### Stated task
Copy each line in which the string "Give" occurs.
** begin Data lines **
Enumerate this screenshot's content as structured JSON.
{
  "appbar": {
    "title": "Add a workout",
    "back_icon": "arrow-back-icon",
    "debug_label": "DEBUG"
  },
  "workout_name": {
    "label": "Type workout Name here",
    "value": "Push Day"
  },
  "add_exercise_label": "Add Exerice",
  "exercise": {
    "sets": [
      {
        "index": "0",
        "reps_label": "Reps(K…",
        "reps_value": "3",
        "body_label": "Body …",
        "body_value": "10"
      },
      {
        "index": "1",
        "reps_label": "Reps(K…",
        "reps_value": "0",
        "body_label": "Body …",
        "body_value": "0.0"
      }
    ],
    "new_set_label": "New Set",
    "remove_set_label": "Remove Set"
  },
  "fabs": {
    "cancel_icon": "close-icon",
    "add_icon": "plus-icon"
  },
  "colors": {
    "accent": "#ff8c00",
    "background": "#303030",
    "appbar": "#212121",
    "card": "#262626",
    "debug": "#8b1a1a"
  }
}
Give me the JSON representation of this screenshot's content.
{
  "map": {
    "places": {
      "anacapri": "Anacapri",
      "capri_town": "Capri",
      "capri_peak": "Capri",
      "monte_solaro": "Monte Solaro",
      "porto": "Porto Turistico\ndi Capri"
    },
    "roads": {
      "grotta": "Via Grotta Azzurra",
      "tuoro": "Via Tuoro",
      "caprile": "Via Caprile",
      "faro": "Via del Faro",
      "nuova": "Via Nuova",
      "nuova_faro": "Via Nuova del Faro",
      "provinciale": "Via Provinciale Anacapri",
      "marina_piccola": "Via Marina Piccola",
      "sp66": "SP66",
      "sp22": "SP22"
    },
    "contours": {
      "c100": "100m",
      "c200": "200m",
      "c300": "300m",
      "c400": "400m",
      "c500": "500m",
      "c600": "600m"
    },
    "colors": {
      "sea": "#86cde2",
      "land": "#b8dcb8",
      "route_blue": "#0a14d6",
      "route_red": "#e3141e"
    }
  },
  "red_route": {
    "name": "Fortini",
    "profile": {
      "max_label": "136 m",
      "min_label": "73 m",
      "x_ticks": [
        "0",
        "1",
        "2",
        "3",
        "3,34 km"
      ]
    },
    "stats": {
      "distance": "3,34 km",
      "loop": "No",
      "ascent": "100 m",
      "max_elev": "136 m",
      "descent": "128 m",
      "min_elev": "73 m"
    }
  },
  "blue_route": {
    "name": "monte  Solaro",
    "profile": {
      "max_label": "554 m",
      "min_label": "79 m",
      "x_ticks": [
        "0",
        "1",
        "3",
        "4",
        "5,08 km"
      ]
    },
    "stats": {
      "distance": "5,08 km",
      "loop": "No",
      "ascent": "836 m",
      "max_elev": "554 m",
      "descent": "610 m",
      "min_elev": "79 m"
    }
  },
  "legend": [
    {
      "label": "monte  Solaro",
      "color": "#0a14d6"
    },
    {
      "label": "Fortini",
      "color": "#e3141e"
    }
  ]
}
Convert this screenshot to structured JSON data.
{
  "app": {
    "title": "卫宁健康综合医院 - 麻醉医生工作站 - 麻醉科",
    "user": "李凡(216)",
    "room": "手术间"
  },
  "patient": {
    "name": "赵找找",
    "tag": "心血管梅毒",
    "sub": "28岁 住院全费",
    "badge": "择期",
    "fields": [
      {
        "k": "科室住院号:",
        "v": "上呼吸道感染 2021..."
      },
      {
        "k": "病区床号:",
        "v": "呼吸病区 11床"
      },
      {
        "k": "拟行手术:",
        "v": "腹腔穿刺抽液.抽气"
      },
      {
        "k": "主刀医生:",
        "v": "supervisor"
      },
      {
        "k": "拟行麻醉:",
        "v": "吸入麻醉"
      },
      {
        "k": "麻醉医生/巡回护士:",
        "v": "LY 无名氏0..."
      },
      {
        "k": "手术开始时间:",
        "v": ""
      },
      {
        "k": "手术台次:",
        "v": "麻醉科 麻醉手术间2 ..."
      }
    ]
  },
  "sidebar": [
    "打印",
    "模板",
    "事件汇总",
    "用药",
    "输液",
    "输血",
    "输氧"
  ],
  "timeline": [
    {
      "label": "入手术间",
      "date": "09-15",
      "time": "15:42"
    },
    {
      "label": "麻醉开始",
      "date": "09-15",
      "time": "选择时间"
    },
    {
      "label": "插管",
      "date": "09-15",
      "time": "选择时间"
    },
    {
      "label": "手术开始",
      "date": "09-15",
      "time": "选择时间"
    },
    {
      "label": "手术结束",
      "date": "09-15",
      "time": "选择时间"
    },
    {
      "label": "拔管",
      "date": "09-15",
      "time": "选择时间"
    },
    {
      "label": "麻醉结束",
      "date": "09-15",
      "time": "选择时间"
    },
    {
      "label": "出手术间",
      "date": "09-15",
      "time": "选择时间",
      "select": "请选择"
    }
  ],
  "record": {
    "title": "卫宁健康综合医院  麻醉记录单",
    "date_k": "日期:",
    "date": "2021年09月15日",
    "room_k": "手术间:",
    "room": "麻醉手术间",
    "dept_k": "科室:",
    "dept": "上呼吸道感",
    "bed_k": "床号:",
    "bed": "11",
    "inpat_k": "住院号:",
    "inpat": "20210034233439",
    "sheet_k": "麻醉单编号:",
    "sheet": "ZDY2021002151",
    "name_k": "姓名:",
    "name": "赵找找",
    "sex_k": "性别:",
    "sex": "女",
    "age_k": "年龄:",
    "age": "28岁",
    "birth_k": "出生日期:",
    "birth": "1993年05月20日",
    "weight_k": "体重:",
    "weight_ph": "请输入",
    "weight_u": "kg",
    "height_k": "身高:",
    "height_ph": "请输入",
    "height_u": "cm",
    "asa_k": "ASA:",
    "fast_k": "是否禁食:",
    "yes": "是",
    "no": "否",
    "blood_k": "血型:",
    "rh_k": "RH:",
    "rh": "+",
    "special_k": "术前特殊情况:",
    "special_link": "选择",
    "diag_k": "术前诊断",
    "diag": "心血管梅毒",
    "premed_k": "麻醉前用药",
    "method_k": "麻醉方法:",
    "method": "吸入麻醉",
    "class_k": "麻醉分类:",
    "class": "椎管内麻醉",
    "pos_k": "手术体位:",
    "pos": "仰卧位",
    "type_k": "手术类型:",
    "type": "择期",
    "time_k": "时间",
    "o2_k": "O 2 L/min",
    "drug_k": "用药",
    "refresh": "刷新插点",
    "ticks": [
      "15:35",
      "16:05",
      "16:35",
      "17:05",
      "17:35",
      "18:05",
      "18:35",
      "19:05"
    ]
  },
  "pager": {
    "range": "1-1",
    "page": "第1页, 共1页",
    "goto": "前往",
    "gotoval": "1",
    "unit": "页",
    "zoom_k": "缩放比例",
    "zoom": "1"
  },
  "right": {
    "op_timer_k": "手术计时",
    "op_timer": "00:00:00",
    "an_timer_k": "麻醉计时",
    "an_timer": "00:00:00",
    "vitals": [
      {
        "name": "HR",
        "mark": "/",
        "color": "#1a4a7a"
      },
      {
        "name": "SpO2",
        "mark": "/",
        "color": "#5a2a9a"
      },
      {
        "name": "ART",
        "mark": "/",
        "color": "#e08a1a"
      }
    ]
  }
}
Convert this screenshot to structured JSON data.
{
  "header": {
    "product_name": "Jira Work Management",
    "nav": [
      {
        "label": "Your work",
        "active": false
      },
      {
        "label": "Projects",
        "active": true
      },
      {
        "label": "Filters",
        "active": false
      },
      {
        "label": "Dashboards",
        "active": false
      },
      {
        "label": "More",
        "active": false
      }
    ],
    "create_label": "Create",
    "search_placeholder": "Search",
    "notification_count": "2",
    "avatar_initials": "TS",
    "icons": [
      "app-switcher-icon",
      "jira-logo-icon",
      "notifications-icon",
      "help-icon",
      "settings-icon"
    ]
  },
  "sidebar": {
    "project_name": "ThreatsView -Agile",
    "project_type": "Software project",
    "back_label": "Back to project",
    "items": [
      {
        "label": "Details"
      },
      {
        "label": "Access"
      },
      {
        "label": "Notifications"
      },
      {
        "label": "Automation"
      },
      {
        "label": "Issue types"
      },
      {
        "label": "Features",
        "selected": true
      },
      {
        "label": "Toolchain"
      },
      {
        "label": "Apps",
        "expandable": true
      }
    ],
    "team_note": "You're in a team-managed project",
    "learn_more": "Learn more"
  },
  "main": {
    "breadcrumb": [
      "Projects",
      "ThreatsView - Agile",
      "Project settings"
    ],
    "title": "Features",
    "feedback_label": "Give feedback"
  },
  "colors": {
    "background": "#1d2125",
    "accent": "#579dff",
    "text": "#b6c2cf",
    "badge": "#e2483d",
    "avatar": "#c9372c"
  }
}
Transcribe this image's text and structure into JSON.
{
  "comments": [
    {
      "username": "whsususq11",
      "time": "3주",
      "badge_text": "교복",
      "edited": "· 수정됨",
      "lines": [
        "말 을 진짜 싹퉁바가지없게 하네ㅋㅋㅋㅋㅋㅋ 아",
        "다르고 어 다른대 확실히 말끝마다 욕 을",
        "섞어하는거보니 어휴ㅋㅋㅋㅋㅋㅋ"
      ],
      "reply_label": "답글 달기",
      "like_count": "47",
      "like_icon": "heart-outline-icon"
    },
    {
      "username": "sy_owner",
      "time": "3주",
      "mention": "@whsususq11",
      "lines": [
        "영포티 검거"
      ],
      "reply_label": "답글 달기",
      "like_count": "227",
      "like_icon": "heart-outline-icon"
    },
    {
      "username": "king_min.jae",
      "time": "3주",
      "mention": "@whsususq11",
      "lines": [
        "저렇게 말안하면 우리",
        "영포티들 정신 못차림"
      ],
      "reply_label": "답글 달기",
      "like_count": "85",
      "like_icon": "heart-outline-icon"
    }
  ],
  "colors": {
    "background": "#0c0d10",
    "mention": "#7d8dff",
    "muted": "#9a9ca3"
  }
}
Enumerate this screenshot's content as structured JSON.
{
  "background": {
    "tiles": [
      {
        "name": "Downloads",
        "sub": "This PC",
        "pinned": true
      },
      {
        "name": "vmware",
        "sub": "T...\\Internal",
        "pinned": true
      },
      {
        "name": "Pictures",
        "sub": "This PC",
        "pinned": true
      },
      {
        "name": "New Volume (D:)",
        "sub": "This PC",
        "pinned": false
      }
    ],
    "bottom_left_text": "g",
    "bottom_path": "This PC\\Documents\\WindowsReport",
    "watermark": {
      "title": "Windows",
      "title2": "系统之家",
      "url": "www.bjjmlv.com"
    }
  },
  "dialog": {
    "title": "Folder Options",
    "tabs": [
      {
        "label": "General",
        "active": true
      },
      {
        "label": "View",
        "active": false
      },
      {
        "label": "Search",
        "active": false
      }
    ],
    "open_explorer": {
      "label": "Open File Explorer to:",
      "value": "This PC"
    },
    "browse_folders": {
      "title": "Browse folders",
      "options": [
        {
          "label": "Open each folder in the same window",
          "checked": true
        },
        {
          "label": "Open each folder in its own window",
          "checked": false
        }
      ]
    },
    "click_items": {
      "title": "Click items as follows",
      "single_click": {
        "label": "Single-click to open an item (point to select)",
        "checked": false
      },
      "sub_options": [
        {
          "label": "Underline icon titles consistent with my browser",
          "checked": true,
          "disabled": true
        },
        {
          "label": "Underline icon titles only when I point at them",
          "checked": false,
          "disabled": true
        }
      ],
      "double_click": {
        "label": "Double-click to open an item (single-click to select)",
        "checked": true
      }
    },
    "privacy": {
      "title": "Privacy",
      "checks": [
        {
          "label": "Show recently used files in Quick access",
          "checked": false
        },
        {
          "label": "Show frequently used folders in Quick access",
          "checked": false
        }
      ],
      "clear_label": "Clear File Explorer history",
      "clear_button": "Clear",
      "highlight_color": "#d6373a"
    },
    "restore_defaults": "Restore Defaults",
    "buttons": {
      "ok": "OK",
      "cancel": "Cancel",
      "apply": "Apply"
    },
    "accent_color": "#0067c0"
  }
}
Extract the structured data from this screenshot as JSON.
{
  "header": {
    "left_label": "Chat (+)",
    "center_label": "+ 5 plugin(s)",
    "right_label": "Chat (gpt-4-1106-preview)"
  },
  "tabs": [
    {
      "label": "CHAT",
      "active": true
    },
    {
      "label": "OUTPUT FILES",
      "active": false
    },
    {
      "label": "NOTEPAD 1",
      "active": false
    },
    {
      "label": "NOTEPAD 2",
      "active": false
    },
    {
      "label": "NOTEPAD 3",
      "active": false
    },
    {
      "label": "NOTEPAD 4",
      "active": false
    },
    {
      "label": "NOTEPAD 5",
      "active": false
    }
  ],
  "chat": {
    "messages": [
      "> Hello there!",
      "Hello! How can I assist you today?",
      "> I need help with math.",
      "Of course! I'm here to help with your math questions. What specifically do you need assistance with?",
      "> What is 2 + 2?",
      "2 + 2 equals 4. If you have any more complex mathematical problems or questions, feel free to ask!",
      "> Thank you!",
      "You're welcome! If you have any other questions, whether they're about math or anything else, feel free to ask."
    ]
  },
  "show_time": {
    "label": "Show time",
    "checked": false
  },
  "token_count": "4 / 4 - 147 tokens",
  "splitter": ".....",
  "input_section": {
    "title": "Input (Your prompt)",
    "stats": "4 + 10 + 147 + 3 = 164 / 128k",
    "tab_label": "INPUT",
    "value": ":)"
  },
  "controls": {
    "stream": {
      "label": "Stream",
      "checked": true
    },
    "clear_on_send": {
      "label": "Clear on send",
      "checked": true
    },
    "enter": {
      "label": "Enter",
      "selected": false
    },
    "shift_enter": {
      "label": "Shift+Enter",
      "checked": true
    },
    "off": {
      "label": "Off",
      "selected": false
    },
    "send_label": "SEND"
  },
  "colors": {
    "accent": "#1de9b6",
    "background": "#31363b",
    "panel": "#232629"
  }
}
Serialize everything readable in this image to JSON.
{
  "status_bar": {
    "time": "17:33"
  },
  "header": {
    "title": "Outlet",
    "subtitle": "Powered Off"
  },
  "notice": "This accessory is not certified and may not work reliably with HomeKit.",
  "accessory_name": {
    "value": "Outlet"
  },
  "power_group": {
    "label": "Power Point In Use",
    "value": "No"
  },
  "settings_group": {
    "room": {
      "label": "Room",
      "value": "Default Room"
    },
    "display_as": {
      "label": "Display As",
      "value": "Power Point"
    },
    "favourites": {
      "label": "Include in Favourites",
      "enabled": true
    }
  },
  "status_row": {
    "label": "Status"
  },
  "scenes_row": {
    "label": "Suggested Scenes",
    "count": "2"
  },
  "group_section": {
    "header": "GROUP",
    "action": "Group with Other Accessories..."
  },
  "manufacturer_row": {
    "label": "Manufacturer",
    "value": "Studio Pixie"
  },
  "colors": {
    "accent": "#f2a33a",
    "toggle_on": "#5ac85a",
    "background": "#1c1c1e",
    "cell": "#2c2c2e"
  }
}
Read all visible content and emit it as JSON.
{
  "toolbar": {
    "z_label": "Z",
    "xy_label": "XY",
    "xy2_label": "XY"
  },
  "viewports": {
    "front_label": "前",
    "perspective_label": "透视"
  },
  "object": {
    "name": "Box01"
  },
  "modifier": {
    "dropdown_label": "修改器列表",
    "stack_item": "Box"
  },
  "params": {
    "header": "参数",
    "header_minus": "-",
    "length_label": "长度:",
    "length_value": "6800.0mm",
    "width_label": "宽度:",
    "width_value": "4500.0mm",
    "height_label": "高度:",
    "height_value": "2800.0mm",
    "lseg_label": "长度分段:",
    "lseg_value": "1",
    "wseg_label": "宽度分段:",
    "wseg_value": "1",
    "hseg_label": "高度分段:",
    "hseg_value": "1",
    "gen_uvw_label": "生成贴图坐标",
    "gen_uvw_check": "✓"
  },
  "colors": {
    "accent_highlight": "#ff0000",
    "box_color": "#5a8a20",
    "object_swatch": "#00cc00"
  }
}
** end Data lines **
### Task response
Give me the JSON representation of this screenshot's content.
    "feedback_label": "Give feedback"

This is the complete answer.